++++ DATA FOR THIS TASK ++++
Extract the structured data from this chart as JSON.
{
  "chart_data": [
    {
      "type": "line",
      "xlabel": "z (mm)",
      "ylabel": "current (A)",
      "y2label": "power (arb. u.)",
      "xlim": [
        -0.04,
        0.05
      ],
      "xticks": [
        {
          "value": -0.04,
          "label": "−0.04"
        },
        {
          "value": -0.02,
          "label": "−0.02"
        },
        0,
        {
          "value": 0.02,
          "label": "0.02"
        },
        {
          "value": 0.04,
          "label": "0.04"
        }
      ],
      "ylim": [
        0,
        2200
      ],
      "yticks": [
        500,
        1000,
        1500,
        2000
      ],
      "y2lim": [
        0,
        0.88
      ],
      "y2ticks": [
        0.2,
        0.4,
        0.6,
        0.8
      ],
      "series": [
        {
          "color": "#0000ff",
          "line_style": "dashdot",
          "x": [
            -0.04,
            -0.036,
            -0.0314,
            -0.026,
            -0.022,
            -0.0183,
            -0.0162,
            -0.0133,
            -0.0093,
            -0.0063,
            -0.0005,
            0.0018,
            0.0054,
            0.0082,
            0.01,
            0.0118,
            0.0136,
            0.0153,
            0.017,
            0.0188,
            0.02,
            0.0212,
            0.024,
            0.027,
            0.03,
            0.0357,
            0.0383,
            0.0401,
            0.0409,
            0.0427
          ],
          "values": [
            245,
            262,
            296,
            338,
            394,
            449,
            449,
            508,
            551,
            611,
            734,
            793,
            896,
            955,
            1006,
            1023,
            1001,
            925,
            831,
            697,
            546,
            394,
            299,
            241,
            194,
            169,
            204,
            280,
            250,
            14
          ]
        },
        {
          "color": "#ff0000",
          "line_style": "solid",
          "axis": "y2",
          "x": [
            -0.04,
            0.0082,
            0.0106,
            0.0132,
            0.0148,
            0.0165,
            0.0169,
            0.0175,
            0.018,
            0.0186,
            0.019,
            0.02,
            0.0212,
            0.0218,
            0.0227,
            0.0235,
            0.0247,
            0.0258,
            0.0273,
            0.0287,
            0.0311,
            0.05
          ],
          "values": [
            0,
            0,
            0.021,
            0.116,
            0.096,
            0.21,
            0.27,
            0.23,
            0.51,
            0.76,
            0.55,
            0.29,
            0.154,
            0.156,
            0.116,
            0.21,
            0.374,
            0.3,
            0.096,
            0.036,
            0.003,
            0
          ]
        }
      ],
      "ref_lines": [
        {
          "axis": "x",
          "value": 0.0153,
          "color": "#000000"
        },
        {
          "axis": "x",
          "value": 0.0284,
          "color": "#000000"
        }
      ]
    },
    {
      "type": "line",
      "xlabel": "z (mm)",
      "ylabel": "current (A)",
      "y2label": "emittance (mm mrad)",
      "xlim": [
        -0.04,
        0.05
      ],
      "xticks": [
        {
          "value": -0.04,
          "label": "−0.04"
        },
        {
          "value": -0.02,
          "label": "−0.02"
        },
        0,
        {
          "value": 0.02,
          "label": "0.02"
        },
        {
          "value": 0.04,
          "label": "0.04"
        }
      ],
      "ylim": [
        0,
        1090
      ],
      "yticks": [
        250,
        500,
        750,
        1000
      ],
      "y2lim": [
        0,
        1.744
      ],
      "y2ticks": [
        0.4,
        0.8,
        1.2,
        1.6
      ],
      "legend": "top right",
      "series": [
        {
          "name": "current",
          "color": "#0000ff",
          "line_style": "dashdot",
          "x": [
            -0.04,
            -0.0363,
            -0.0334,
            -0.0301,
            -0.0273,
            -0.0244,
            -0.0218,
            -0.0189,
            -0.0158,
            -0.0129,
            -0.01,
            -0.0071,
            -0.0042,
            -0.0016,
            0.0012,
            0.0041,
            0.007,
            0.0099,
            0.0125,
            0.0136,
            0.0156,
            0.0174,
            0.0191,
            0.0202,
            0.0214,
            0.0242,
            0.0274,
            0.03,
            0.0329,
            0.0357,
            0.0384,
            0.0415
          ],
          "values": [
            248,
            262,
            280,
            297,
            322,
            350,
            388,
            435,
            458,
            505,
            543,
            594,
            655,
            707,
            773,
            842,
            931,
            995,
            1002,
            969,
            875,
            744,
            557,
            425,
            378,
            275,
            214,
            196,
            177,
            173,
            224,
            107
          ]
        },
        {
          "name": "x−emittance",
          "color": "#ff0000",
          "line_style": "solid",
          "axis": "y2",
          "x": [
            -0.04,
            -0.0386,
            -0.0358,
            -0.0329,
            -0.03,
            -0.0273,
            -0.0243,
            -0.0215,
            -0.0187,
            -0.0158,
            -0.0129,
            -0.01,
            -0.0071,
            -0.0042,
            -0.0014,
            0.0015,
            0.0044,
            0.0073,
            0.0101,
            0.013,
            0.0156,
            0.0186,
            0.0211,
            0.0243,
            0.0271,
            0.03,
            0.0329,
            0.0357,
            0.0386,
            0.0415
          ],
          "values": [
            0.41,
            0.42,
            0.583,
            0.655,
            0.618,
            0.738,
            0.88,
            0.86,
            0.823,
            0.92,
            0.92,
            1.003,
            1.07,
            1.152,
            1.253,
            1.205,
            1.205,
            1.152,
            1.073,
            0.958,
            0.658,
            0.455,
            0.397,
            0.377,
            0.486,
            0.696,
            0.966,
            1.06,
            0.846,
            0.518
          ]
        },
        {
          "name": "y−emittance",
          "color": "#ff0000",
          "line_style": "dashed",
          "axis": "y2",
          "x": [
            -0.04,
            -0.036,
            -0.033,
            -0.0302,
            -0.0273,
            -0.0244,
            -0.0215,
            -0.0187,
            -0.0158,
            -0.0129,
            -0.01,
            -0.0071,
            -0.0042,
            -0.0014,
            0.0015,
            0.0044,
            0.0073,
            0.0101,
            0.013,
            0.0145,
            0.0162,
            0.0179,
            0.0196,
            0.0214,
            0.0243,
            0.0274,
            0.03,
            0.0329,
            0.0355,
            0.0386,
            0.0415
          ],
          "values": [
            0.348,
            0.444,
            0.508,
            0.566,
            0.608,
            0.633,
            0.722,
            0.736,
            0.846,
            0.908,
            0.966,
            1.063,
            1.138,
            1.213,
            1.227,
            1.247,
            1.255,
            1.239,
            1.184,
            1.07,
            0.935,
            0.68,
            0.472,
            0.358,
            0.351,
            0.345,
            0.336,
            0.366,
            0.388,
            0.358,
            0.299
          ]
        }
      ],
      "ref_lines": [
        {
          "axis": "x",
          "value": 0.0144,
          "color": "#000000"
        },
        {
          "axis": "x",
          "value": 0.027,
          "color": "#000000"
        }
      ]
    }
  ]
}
++++
> WHAT THE EXERCISE ASKS: Set down all of the records shown above once more, exactly.

> ANSWER TO THIS EXERCISE:
Extract the structured data from this chart as JSON.
{
  "chart_data": [
    {
      "type": "line",
      "xlabel": "z (mm)",
      "ylabel": "current (A)",
      "y2label": "power (arb. u.)",
      "xlim": [
        -0.04,
        0.05
      ],
      "xticks": [
        {
          "value": -0.04,
          "label": "−0.04"
        },
        {
          "value": -0.02,
          "label": "−0.02"
        },
        0,
        {
          "value": 0.02,
          "label": "0.02"
        },
        {
          "value": 0.04,
          "label": "0.04"
        }
      ],
      "ylim": [
        0,
        2200
      ],
      "yticks": [
        500,
        1000,
        1500,
        2000
      ],
      "y2lim": [
        0,
        0.88
      ],
      "y2ticks": [
        0.2,
        0.4,
        0.6,
        0.8
      ],
      "series": [
        {
          "color": "#0000ff",
          "line_style": "dashdot",
          "x": [
            -0.04,
            -0.036,
            -0.0314,
            -0.026,
            -0.022,
            -0.0183,
            -0.0162,
            -0.0133,
            -0.0093,
            -0.0063,
            -0.0005,
            0.0018,
            0.0054,
            0.0082,
            0.01,
            0.0118,
            0.0136,
            0.0153,
            0.017,
            0.0188,
            0.02,
            0.0212,
            0.024,
            0.027,
            0.03,
            0.0357,
            0.0383,
            0.0401,
            0.0409,
            0.0427
          ],
          "values": [
            245,
            262,
            296,
            338,
            394,
            449,
            449,
            508,
            551,
            611,
            734,
            793,
            896,
            955,
            1006,
            1023,
            1001,
            925,
            831,
            697,
            546,
            394,
            299,
            241,
            194,
            169,
            204,
            280,
            250,
            14
          ]
        },
        {
          "color": "#ff0000",
          "line_style": "solid",
          "axis": "y2",
          "x": [
            -0.04,
            0.0082,
            0.0106,
            0.0132,
            0.0148,
            0.0165,
            0.0169,
            0.0175,
            0.018,
            0.0186,
            0.019,
            0.02,
            0.0212,
            0.0218,
            0.0227,
            0.0235,
            0.0247,
            0.0258,
            0.0273,
            0.0287,
            0.0311,
            0.05
          ],
          "values": [
            0,
            0,
            0.021,
            0.116,
            0.096,
            0.21,
            0.27,
            0.23,
            0.51,
            0.76,
            0.55,
            0.29,
            0.154,
            0.156,
            0.116,
            0.21,
            0.374,
            0.3,
            0.096,
            0.036,
            0.003,
            0
          ]
        }
      ],
      "ref_lines": [
        {
          "axis": "x",
          "value": 0.0153,
          "color": "#000000"
        },
        {
          "axis": "x",
          "value": 0.0284,
          "color": "#000000"
        }
      ]
    },
    {
      "type": "line",
      "xlabel": "z (mm)",
      "ylabel": "current (A)",
      "y2label": "emittance (mm mrad)",
      "xlim": [
        -0.04,
        0.05
      ],
      "xticks": [
        {
          "value": -0.04,
          "label": "−0.04"
        },
        {
          "value": -0.02,
          "label": "−0.02"
        },
        0,
        {
          "value": 0.02,
          "label": "0.02"
        },
        {
          "value": 0.04,
          "label": "0.04"
        }
      ],
      "ylim": [
        0,
        1090
      ],
      "yticks": [
        250,
        500,
        750,
        1000
      ],
      "y2lim": [
        0,
        1.744
      ],
      "y2ticks": [
        0.4,
        0.8,
        1.2,
        1.6
      ],
      "legend": "top right",
      "series": [
        {
          "name": "current",
          "color": "#0000ff",
          "line_style": "dashdot",
          "x": [
            -0.04,
            -0.0363,
            -0.0334,
            -0.0301,
            -0.0273,
            -0.0244,
            -0.0218,
            -0.0189,
            -0.0158,
            -0.0129,
            -0.01,
            -0.0071,
            -0.0042,
            -0.0016,
            0.0012,
            0.0041,
            0.007,
            0.0099,
            0.0125,
            0.0136,
            0.0156,
            0.0174,
            0.0191,
            0.0202,
            0.0214,
            0.0242,
            0.0274,
            0.03,
            0.0329,
            0.0357,
            0.0384,
            0.0415
          ],
          "values": [
            248,
            262,
            280,
            297,
            322,
            350,
            388,
            435,
            458,
            505,
            543,
            594,
            655,
            707,
            773,
            842,
            931,
            995,
            1002,
            969,
            875,
            744,
            557,
            425,
            378,
            275,
            214,
            196,
            177,
            173,
            224,
            107
          ]
        },
        {
          "name": "x−emittance",
          "color": "#ff0000",
          "line_style": "solid",
          "axis": "y2",
          "x": [
            -0.04,
            -0.0386,
            -0.0358,
            -0.0329,
            -0.03,
            -0.0273,
            -0.0243,
            -0.0215,
            -0.0187,
            -0.0158,
            -0.0129,
            -0.01,
            -0.0071,
            -0.0042,
            -0.0014,
            0.0015,
            0.0044,
            0.0073,
            0.0101,
            0.013,
            0.0156,
            0.0186,
            0.0211,
            0.0243,
            0.0271,
            0.03,
            0.0329,
            0.0357,
            0.0386,
            0.0415
          ],
          "values": [
            0.41,
            0.42,
            0.583,
            0.655,
            0.618,
            0.738,
            0.88,
            0.86,
            0.823,
            0.92,
            0.92,
            1.003,
            1.07,
            1.152,
            1.253,
            1.205,
            1.205,
            1.152,
            1.073,
            0.958,
            0.658,
            0.455,
            0.397,
            0.377,
            0.486,
            0.696,
            0.966,
            1.06,
            0.846,
            0.518
          ]
        },
        {
          "name": "y−emittance",
          "color": "#ff0000",
          "line_style": "dashed",
          "axis": "y2",
          "x": [
            -0.04,
            -0.036,
            -0.033,
            -0.0302,
            -0.0273,
            -0.0244,
            -0.0215,
            -0.0187,
            -0.0158,
            -0.0129,
            -0.01,
            -0.0071,
            -0.0042,
            -0.0014,
            0.0015,
            0.0044,
            0.0073,
            0.0101,
            0.013,
            0.0145,
            0.0162,
            0.0179,
            0.0196,
            0.0214,
            0.0243,
            0.0274,
            0.03,
            0.0329,
            0.0355,
            0.0386,
            0.0415
          ],
          "values": [
            0.348,
            0.444,
            0.508,
            0.566,
            0.608,
            0.633,
            0.722,
            0.736,
            0.846,
            0.908,
            0.966,
            1.063,
            1.138,
            1.213,
            1.227,
            1.247,
            1.255,
            1.239,
            1.184,
            1.07,
            0.935,
            0.68,
            0.472,
            0.358,
            0.351,
            0.345,
            0.336,
            0.366,
            0.388,
            0.358,
            0.299
          ]
        }
      ],
      "ref_lines": [
        {
          "axis": "x",
          "value": 0.0144,
          "color": "#000000"
        },
        {
          "axis": "x",
          "value": 0.027,
          "color": "#000000"
        }
      ]
    }
  ]
}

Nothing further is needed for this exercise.